| TASK ITEM |
Please copy out the lines in the entries that contain "name".

★ ★ ★ ★

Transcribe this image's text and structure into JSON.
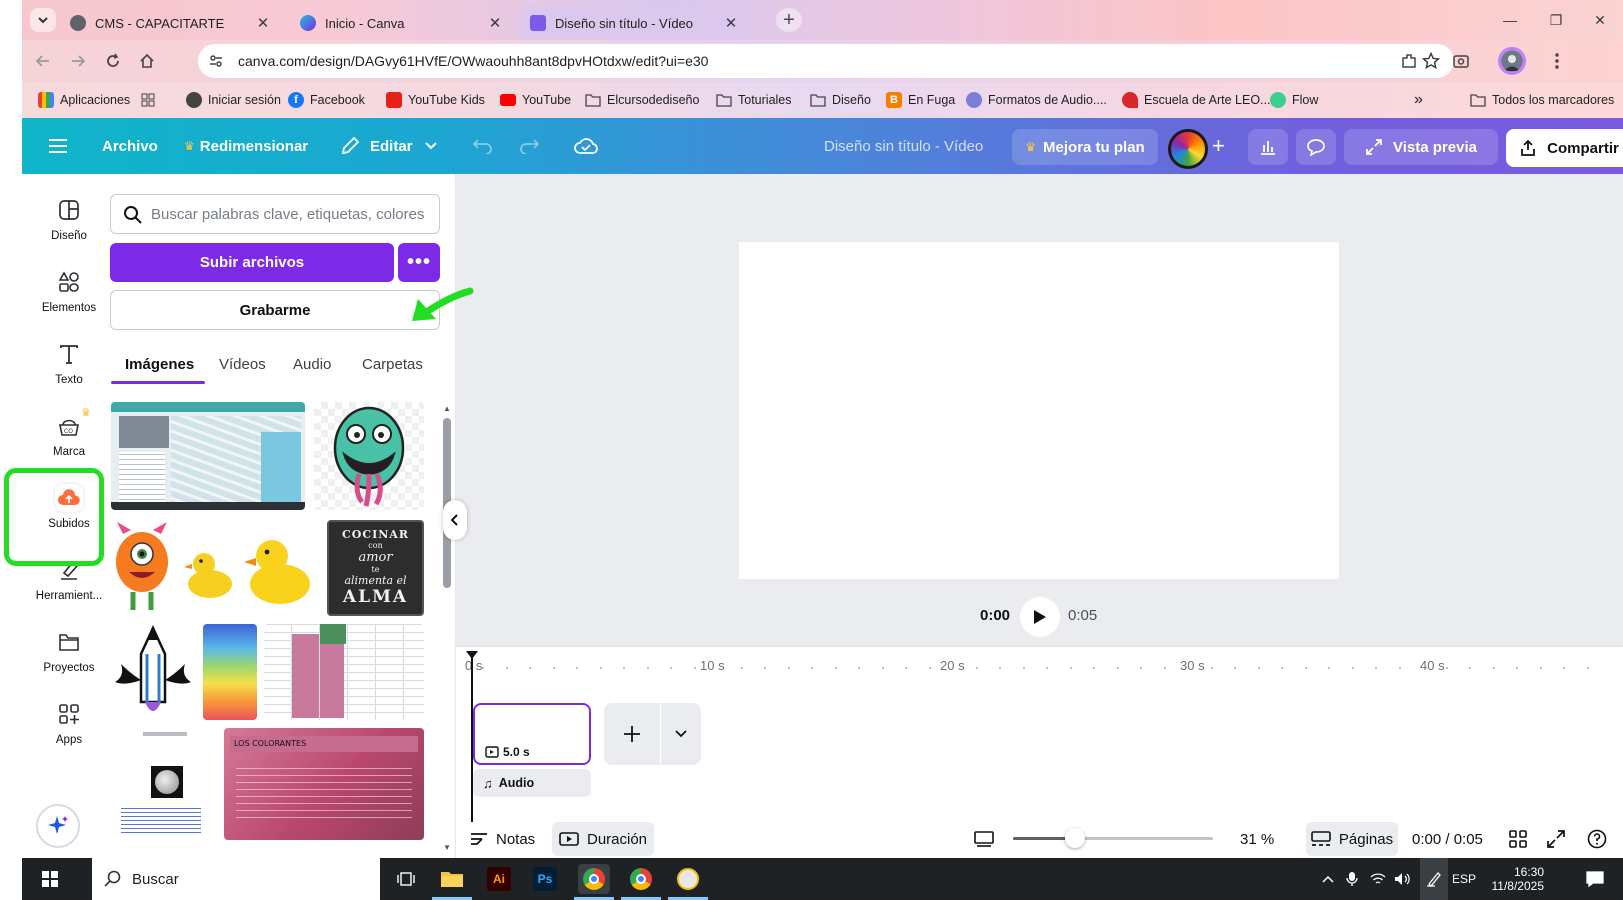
{
  "browser": {
    "tabs": [
      {
        "title": "CMS - CAPACITARTE",
        "close": "✕"
      },
      {
        "title": "Inicio - Canva",
        "close": "✕"
      },
      {
        "title": "Diseño sin título - Vídeo",
        "close": "✕"
      }
    ],
    "new_tab": "+",
    "url": "canva.com/design/DAGvy61HVfE/OWwaouhh8ant8dpvHOtdxw/edit?ui=e30",
    "bookmarks": [
      {
        "label": "Aplicaciones",
        "icon": "apps-grid-icon"
      },
      {
        "label": "",
        "icon": "grid-icon"
      },
      {
        "label": "Iniciar sesión",
        "icon": "globe-icon"
      },
      {
        "label": "Facebook",
        "icon": "facebook-icon"
      },
      {
        "label": "YouTube Kids",
        "icon": "youtube-kids-icon"
      },
      {
        "label": "YouTube",
        "icon": "youtube-icon"
      },
      {
        "label": "Elcursodediseño",
        "icon": "folder-icon"
      },
      {
        "label": "Toturiales",
        "icon": "folder-icon"
      },
      {
        "label": "Diseño",
        "icon": "folder-icon"
      },
      {
        "label": "En Fuga",
        "icon": "blogger-icon"
      },
      {
        "label": "Formatos de Audio....",
        "icon": "globe-icon"
      },
      {
        "label": "Escuela de Arte LEO...",
        "icon": "leo-icon"
      },
      {
        "label": "Flow",
        "icon": "flow-icon"
      }
    ],
    "bookmarks_overflow": "»",
    "all_bookmarks": "Todos los marcadores"
  },
  "canva": {
    "menu_file": "Archivo",
    "menu_resize": "Redimensionar",
    "menu_edit": "Editar",
    "doc_title": "Diseño sin título - Vídeo",
    "upgrade": "Mejora tu plan",
    "preview": "Vista previa",
    "share": "Compartir",
    "brand_color": "#7d2ae8"
  },
  "rail": [
    {
      "label": "Diseño",
      "icon": "layout-icon"
    },
    {
      "label": "Elementos",
      "icon": "elements-icon"
    },
    {
      "label": "Texto",
      "icon": "text-icon"
    },
    {
      "label": "Marca",
      "icon": "brand-icon"
    },
    {
      "label": "Subidos",
      "icon": "upload-cloud-icon"
    },
    {
      "label": "Herramient...",
      "icon": "draw-tool-icon"
    },
    {
      "label": "Proyectos",
      "icon": "folder-icon"
    },
    {
      "label": "Apps",
      "icon": "apps-icon"
    }
  ],
  "panel": {
    "search_placeholder": "Buscar palabras clave, etiquetas, colores",
    "upload_button": "Subir archivos",
    "upload_more": "•••",
    "record_button": "Grabarme",
    "tabs": [
      "Imágenes",
      "Vídeos",
      "Audio",
      "Carpetas"
    ],
    "thumb_text": {
      "chalk_line1": "COCINAR",
      "chalk_line2": "con",
      "chalk_line3": "amor",
      "chalk_line4": "te",
      "chalk_line5": "alimenta el",
      "chalk_line6": "ALMA",
      "colorantes_title": "LOS COLORANTES"
    }
  },
  "player": {
    "current": "0:00",
    "total": "0:05"
  },
  "timeline": {
    "ticks": [
      "0 s",
      "10 s",
      "20 s",
      "30 s",
      "40 s"
    ],
    "clip_duration": "5.0 s",
    "audio_label": "Audio"
  },
  "footer": {
    "notes": "Notas",
    "duration": "Duración",
    "zoom_percent": "31 %",
    "zoom_value": 31,
    "pages": "Páginas",
    "time": "0:00 / 0:05"
  },
  "taskbar": {
    "search": "Buscar",
    "lang": "ESP",
    "time": "16:30",
    "date": "11/8/2025"
  },
  "annotations": {
    "highlight_color": "#22dd22"
  }
}
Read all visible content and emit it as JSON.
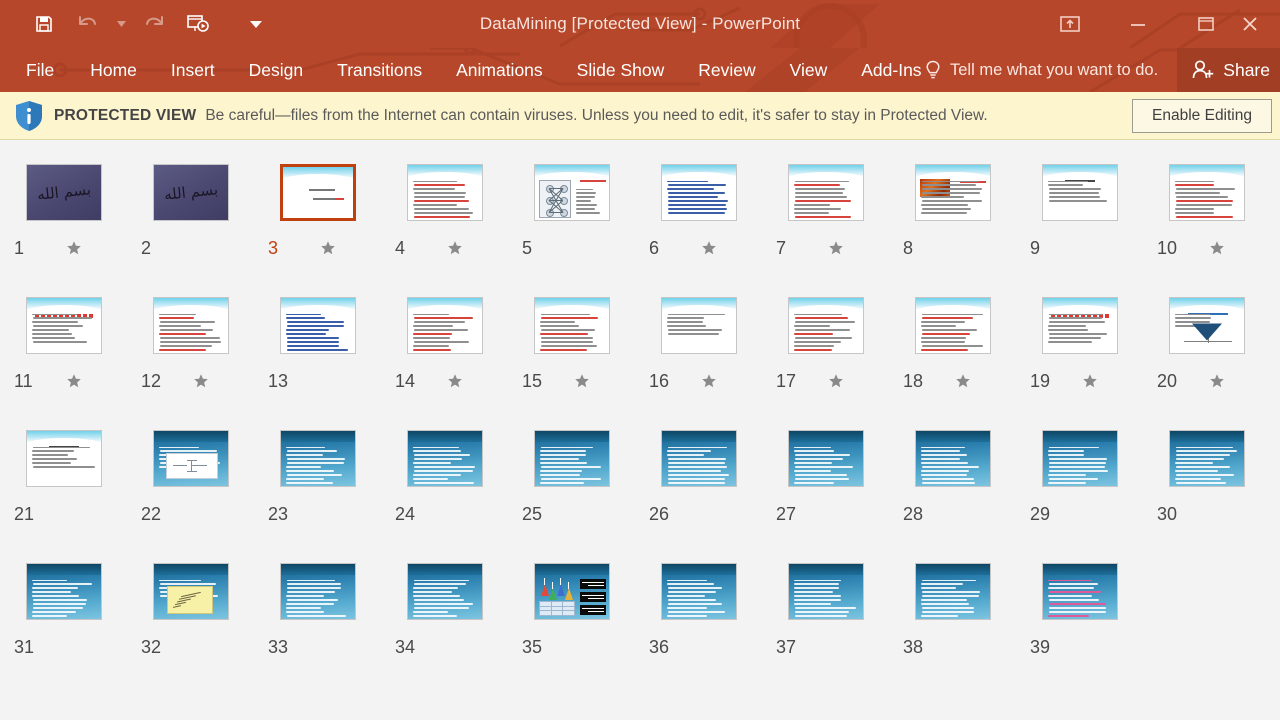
{
  "titlebar": {
    "title": "DataMining [Protected View] - PowerPoint",
    "quick_access": [
      {
        "name": "save-icon",
        "label": "Save",
        "enabled": true
      },
      {
        "name": "undo-icon",
        "label": "Undo",
        "enabled": false
      },
      {
        "name": "undo-dropdown-icon",
        "label": "Undo options",
        "enabled": false
      },
      {
        "name": "redo-icon",
        "label": "Redo",
        "enabled": false
      },
      {
        "name": "start-presentation-icon",
        "label": "Start From Beginning",
        "enabled": true
      },
      {
        "name": "customize-qat-icon",
        "label": "Customize Quick Access Toolbar",
        "enabled": true
      }
    ],
    "window_controls": [
      {
        "name": "ribbon-display-options-icon",
        "label": "Ribbon Display Options"
      },
      {
        "name": "minimize-icon",
        "label": "Minimize"
      },
      {
        "name": "restore-icon",
        "label": "Restore Down"
      },
      {
        "name": "close-icon",
        "label": "Close"
      }
    ]
  },
  "ribbon": {
    "tabs": [
      {
        "label": "File"
      },
      {
        "label": "Home"
      },
      {
        "label": "Insert"
      },
      {
        "label": "Design"
      },
      {
        "label": "Transitions"
      },
      {
        "label": "Animations"
      },
      {
        "label": "Slide Show"
      },
      {
        "label": "Review"
      },
      {
        "label": "View"
      },
      {
        "label": "Add-Ins"
      }
    ],
    "tell_me": "Tell me what you want to do.",
    "share_label": "Share"
  },
  "protected_view": {
    "badge": "PROTECTED VIEW",
    "message": "Be careful—files from the Internet can contain viruses. Unless you need to edit, it's safer to stay in Protected View.",
    "button": "Enable Editing"
  },
  "colors": {
    "titlebar": "#b7472a",
    "share_button": "#a23e24",
    "protected_view_bg": "#fdf5ce",
    "selection": "#c0400f",
    "slide_number": "#4a4a4a"
  },
  "slide_sorter": {
    "slides": [
      {
        "number": "1",
        "starred": true,
        "selected": false,
        "style": "calligraphy"
      },
      {
        "number": "2",
        "starred": false,
        "selected": false,
        "style": "calligraphy"
      },
      {
        "number": "3",
        "starred": true,
        "selected": true,
        "style": "title-light"
      },
      {
        "number": "4",
        "starred": true,
        "selected": false,
        "style": "text-light"
      },
      {
        "number": "5",
        "starred": false,
        "selected": false,
        "style": "neural-net"
      },
      {
        "number": "6",
        "starred": true,
        "selected": false,
        "style": "bullets-blue"
      },
      {
        "number": "7",
        "starred": true,
        "selected": false,
        "style": "text-light"
      },
      {
        "number": "8",
        "starred": false,
        "selected": false,
        "style": "photo-light"
      },
      {
        "number": "9",
        "starred": false,
        "selected": false,
        "style": "heading-light"
      },
      {
        "number": "10",
        "starred": true,
        "selected": false,
        "style": "text-light"
      },
      {
        "number": "11",
        "starred": true,
        "selected": false,
        "style": "redbar-light"
      },
      {
        "number": "12",
        "starred": true,
        "selected": false,
        "style": "text-light"
      },
      {
        "number": "13",
        "starred": false,
        "selected": false,
        "style": "dense-light"
      },
      {
        "number": "14",
        "starred": true,
        "selected": false,
        "style": "text-light"
      },
      {
        "number": "15",
        "starred": true,
        "selected": false,
        "style": "text-light"
      },
      {
        "number": "16",
        "starred": true,
        "selected": false,
        "style": "sparse-light"
      },
      {
        "number": "17",
        "starred": true,
        "selected": false,
        "style": "text-light"
      },
      {
        "number": "18",
        "starred": true,
        "selected": false,
        "style": "text-light"
      },
      {
        "number": "19",
        "starred": true,
        "selected": false,
        "style": "redbar-light"
      },
      {
        "number": "20",
        "starred": true,
        "selected": false,
        "style": "gradient-descent"
      },
      {
        "number": "21",
        "starred": false,
        "selected": false,
        "style": "heading-light"
      },
      {
        "number": "22",
        "starred": false,
        "selected": false,
        "style": "dark-diagram"
      },
      {
        "number": "23",
        "starred": false,
        "selected": false,
        "style": "dark-text"
      },
      {
        "number": "24",
        "starred": false,
        "selected": false,
        "style": "dark-text"
      },
      {
        "number": "25",
        "starred": false,
        "selected": false,
        "style": "dark-text"
      },
      {
        "number": "26",
        "starred": false,
        "selected": false,
        "style": "dark-text"
      },
      {
        "number": "27",
        "starred": false,
        "selected": false,
        "style": "dark-text"
      },
      {
        "number": "28",
        "starred": false,
        "selected": false,
        "style": "dark-text"
      },
      {
        "number": "29",
        "starred": false,
        "selected": false,
        "style": "dark-text"
      },
      {
        "number": "30",
        "starred": false,
        "selected": false,
        "style": "dark-text"
      },
      {
        "number": "31",
        "starred": false,
        "selected": false,
        "style": "dark-text"
      },
      {
        "number": "32",
        "starred": false,
        "selected": false,
        "style": "dark-note"
      },
      {
        "number": "33",
        "starred": false,
        "selected": false,
        "style": "dark-text"
      },
      {
        "number": "34",
        "starred": false,
        "selected": false,
        "style": "dark-text"
      },
      {
        "number": "35",
        "starred": false,
        "selected": false,
        "style": "dark-chart"
      },
      {
        "number": "36",
        "starred": false,
        "selected": false,
        "style": "dark-text"
      },
      {
        "number": "37",
        "starred": false,
        "selected": false,
        "style": "dark-text"
      },
      {
        "number": "38",
        "starred": false,
        "selected": false,
        "style": "dark-text"
      },
      {
        "number": "39",
        "starred": false,
        "selected": false,
        "style": "dark-pink"
      }
    ]
  }
}
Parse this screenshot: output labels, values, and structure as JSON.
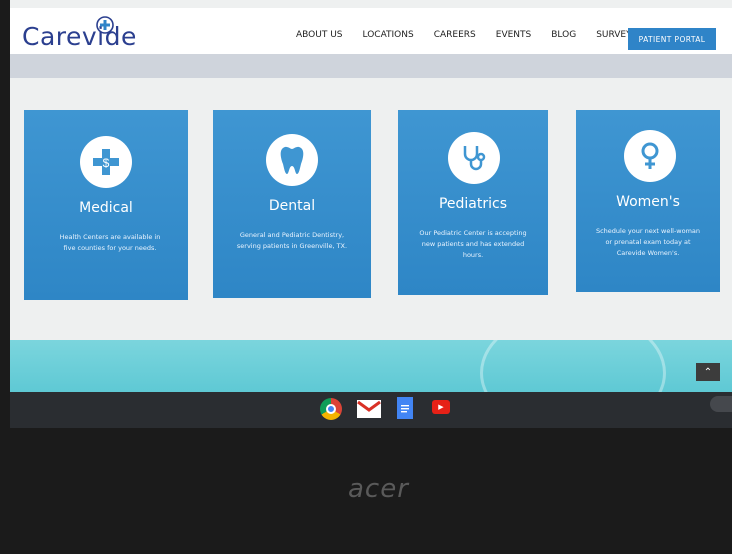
{
  "header": {
    "logo_text": "Care",
    "logo_text2": "vide",
    "nav": [
      "ABOUT US",
      "LOCATIONS",
      "CAREERS",
      "EVENTS",
      "BLOG",
      "SURVEYS"
    ],
    "portal_button": "PATIENT PORTAL"
  },
  "cards": [
    {
      "title": "Medical",
      "desc": "Health Centers are available in five counties for your needs.",
      "icon": "medical-dollar-icon"
    },
    {
      "title": "Dental",
      "desc": "General and Pediatric Dentistry, serving patients in Greenville, TX.",
      "icon": "tooth-icon"
    },
    {
      "title": "Pediatrics",
      "desc": "Our Pediatric Center is accepting new patients and has extended hours.",
      "icon": "stethoscope-icon"
    },
    {
      "title": "Women's",
      "desc": "Schedule your next well-woman or prenatal exam today at Carevide Women's.",
      "icon": "female-symbol-icon"
    }
  ],
  "scroll_top_icon": "chevron-up-icon",
  "taskbar": {
    "apps": [
      "chrome-icon",
      "gmail-icon",
      "docs-icon",
      "youtube-icon"
    ]
  },
  "laptop_brand": "acer"
}
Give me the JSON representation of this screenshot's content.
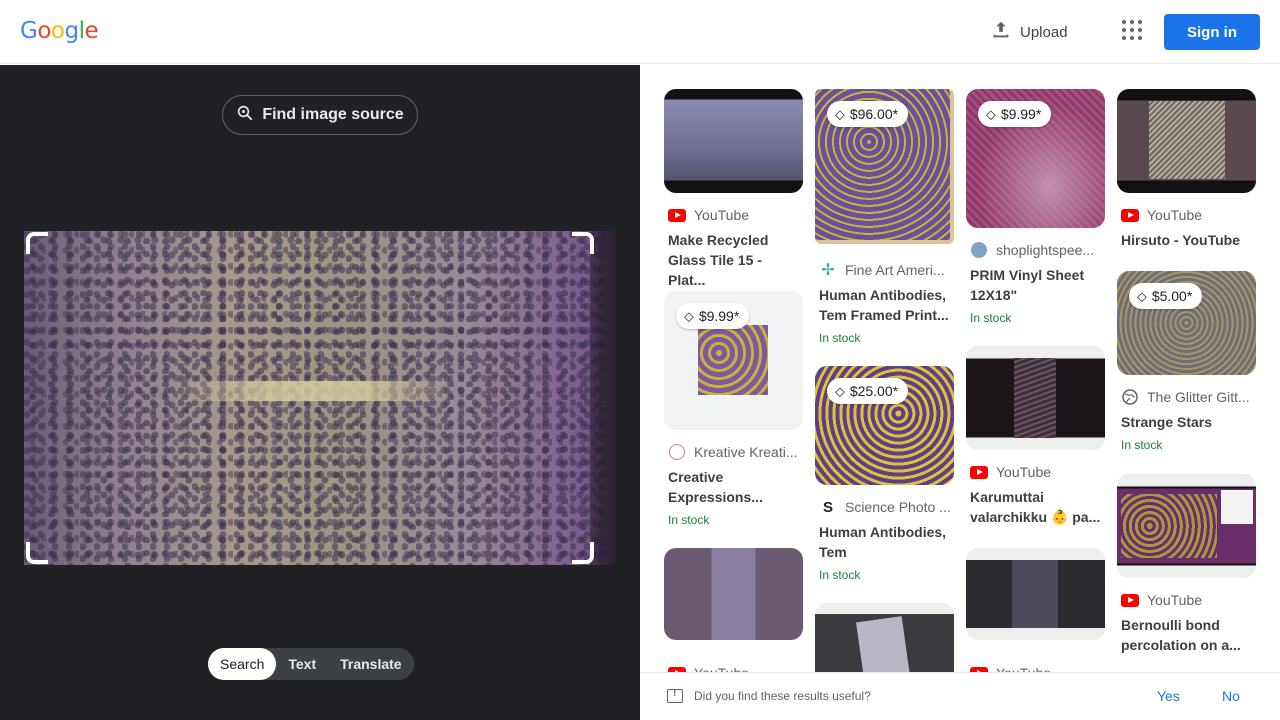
{
  "header": {
    "logo_letters": [
      "G",
      "o",
      "o",
      "g",
      "l",
      "e"
    ],
    "logo_colors": [
      "#4285F4",
      "#EA4335",
      "#FBBC05",
      "#4285F4",
      "#34A853",
      "#EA4335"
    ],
    "upload_label": "Upload",
    "signin_label": "Sign in"
  },
  "lens": {
    "find_source_label": "Find image source",
    "modes": [
      "Search",
      "Text",
      "Translate"
    ],
    "active_mode": "Search"
  },
  "results": [
    {
      "source": "YouTube",
      "favicon": "youtube-icon",
      "title": "Make Recycled Glass Tile 15 - Plat...",
      "price": "",
      "stock": "",
      "thumb_colors": [
        "#8b8ab0",
        "#55526e"
      ]
    },
    {
      "source": "Fine Art Ameri...",
      "favicon": "fineart-icon",
      "title": "Human Antibodies, Tem Framed Print...",
      "price": "$96.00*",
      "stock": "In stock",
      "thumb_colors": [
        "#6a4f9a",
        "#c9b23a"
      ]
    },
    {
      "source": "shoplightspee...",
      "favicon": "shoplightspeed-icon",
      "title": "PRIM Vinyl Sheet 12X18\"",
      "price": "$9.99*",
      "stock": "In stock",
      "thumb_colors": [
        "#8e3a6b",
        "#b56b93"
      ]
    },
    {
      "source": "YouTube",
      "favicon": "youtube-icon",
      "title": "Hirsuto - YouTube",
      "price": "",
      "stock": "",
      "thumb_colors": [
        "#5a4a50",
        "#b8ae9f"
      ]
    },
    {
      "source": "Kreative Kreati...",
      "favicon": "kreative-icon",
      "title": "Creative Expressions...",
      "price": "$9.99*",
      "stock": "In stock",
      "thumb_colors": [
        "#7d5aa0",
        "#d4b53a"
      ]
    },
    {
      "source": "Science Photo ...",
      "favicon": "sciencephoto-icon",
      "title": "Human Antibodies, Tem",
      "price": "$25.00*",
      "stock": "In stock",
      "thumb_colors": [
        "#5d3f8f",
        "#e0c230"
      ]
    },
    {
      "source": "The Glitter Gitt...",
      "favicon": "globe-icon",
      "title": "Strange Stars",
      "price": "$5.00*",
      "stock": "In stock",
      "thumb_colors": [
        "#6e6c7e",
        "#a69a5a"
      ]
    },
    {
      "source": "YouTube",
      "favicon": "youtube-icon",
      "title": "Karumuttai valarchikku 👶 pa...",
      "price": "",
      "stock": "",
      "thumb_colors": [
        "#1b1419",
        "#3e2e3a"
      ]
    },
    {
      "source": "YouTube",
      "favicon": "youtube-icon",
      "title": "Bernoulli bond percolation on a...",
      "price": "",
      "stock": "",
      "thumb_colors": [
        "#6b2e6a",
        "#a59a40"
      ]
    },
    {
      "source": "YouTube",
      "favicon": "youtube-icon",
      "title": "",
      "price": "",
      "stock": "",
      "thumb_colors": [
        "#6a5a72",
        "#8a7fa0"
      ]
    },
    {
      "source": "",
      "favicon": "",
      "title": "",
      "price": "",
      "stock": "",
      "thumb_colors": [
        "#3a3a3f",
        "#9c9ca8"
      ]
    },
    {
      "source": "YouTube",
      "favicon": "youtube-icon",
      "title": "",
      "price": "",
      "stock": "",
      "thumb_colors": [
        "#2c2b30",
        "#4d4a5a"
      ]
    }
  ],
  "feedback": {
    "question": "Did you find these results useful?",
    "yes_label": "Yes",
    "no_label": "No"
  }
}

★ ★ ★ ★

| PROBLEM SOLUTION |
        "name": "save-icon",
        "name": "undo-icon",
        "name": "undo-dropdown-icon",
        "name": "redo-icon",
        "name": "start-presentation-icon",
        "name": "customize-qat-icon",
        "name": "ribbon-display-options-icon",
        "name": "minimize-icon",
        "name": "restore-icon",
        "name": "close-icon",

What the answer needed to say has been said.